Dataset excerpt
================================

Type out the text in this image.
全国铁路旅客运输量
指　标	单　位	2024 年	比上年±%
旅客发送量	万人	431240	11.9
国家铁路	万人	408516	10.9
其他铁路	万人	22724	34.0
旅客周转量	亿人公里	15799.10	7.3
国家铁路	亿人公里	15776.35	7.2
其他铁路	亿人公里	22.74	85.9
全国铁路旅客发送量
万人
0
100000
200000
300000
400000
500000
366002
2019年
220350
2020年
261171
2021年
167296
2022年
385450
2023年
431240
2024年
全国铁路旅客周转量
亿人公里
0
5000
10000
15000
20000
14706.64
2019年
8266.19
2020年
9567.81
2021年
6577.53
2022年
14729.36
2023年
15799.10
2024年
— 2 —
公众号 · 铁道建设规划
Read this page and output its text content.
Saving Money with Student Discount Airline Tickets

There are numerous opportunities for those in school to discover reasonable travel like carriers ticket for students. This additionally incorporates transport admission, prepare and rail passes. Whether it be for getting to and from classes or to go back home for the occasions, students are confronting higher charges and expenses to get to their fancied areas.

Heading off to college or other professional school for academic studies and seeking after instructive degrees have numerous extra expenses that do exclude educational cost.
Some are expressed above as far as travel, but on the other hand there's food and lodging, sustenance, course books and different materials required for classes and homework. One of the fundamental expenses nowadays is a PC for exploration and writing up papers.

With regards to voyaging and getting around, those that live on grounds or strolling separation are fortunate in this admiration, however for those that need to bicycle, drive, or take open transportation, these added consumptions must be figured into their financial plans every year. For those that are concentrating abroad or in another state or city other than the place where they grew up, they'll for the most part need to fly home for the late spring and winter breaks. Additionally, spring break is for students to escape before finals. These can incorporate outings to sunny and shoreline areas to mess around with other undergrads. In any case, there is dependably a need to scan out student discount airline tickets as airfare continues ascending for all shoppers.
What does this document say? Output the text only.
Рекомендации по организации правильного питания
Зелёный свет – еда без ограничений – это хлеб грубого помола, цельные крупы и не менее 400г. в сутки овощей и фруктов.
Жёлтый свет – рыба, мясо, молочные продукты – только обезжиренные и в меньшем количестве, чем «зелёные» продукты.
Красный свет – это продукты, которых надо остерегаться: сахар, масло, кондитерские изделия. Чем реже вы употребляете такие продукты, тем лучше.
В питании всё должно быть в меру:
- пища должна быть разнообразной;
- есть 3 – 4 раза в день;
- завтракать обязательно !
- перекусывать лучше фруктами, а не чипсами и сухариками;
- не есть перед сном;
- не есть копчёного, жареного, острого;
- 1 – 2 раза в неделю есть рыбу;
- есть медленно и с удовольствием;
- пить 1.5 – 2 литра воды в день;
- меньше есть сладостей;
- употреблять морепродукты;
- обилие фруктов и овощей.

================================

What you are asked to do → Beginning at the line that holds "What does this", reproduce each line of the records above down to and including the last one.

Answer →
What does this document say? Output the text only.
Рекомендации по организации правильного питания
Зелёный свет – еда без ограничений – это хлеб грубого помола, цельные крупы и не менее 400г. в сутки овощей и фруктов.
Жёлтый свет – рыба, мясо, молочные продукты – только обезжиренные и в меньшем количестве, чем «зелёные» продукты.
Красный свет – это продукты, которых надо остерегаться: сахар, масло, кондитерские изделия. Чем реже вы употребляете такие продукты, тем лучше.
В питании всё должно быть в меру:
- пища должна быть разнообразной;
- есть 3 – 4 раза в день;
- завтракать обязательно !
- перекусывать лучше фруктами, а не чипсами и сухариками;
- не есть перед сном;
- не есть копчёного, жареного, острого;
- 1 – 2 раза в неделю есть рыбу;
- есть медленно и с удовольствием;
- пить 1.5 – 2 литра воды в день;
- меньше есть сладостей;
- употреблять морепродукты;
- обилие фруктов и овощей.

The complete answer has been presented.